§ **Short exercise**
Write out the entire listing below exactly as it appears, minus any pictures.

§ **Recorded data**
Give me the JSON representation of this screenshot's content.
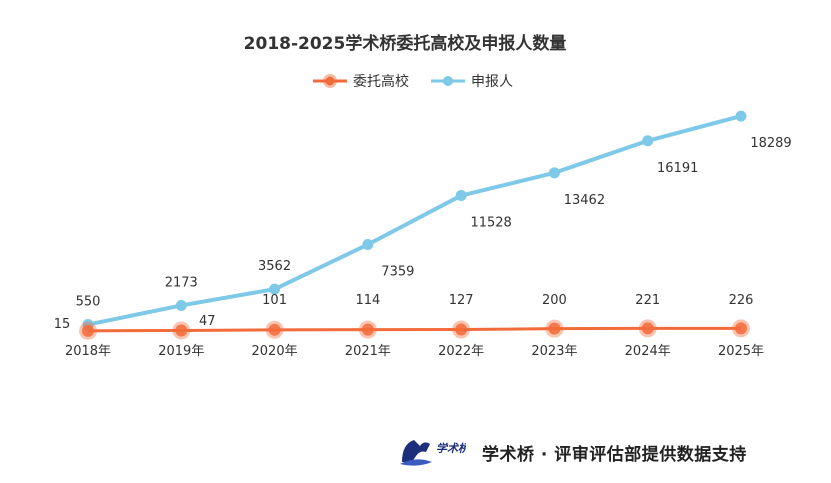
{
  "chart_data": {
    "type": "line",
    "title": "2018-2025学术桥委托高校及申报人数量",
    "categories": [
      "2018年",
      "2019年",
      "2020年",
      "2021年",
      "2022年",
      "2023年",
      "2024年",
      "2025年"
    ],
    "series": [
      {
        "name": "委托高校",
        "color": "#F26B3A",
        "values": [
          15,
          47,
          101,
          114,
          127,
          200,
          221,
          226
        ]
      },
      {
        "name": "申报人",
        "color": "#7EC8E8",
        "values": [
          550,
          2173,
          3562,
          7359,
          11528,
          13462,
          16191,
          18289
        ]
      }
    ],
    "ylim": [
      0,
      20000
    ],
    "grid": false,
    "legend": "top-center",
    "value_labels": true
  },
  "footer": {
    "logo_text": "学术桥",
    "text": "学术桥 · 评审评估部提供数据支持"
  }
}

§ **Exercise output**
Give me the JSON representation of this screenshot's content.
{
  "chart_data": {
    "type": "line",
    "title": "2018-2025学术桥委托高校及申报人数量",
    "categories": [
      "2018年",
      "2019年",
      "2020年",
      "2021年",
      "2022年",
      "2023年",
      "2024年",
      "2025年"
    ],
    "series": [
      {
        "name": "委托高校",
        "color": "#F26B3A",
        "values": [
          15,
          47,
          101,
          114,
          127,
          200,
          221,
          226
        ]
      },
      {
        "name": "申报人",
        "color": "#7EC8E8",
        "values": [
          550,
          2173,
          3562,
          7359,
          11528,
          13462,
          16191,
          18289
        ]
      }
    ],
    "ylim": [
      0,
      20000
    ],
    "grid": false,
    "legend": "top-center",
    "value_labels": true
  },
  "footer": {
    "logo_text": "学术桥",
    "text": "学术桥 · 评审评估部提供数据支持"
  }
}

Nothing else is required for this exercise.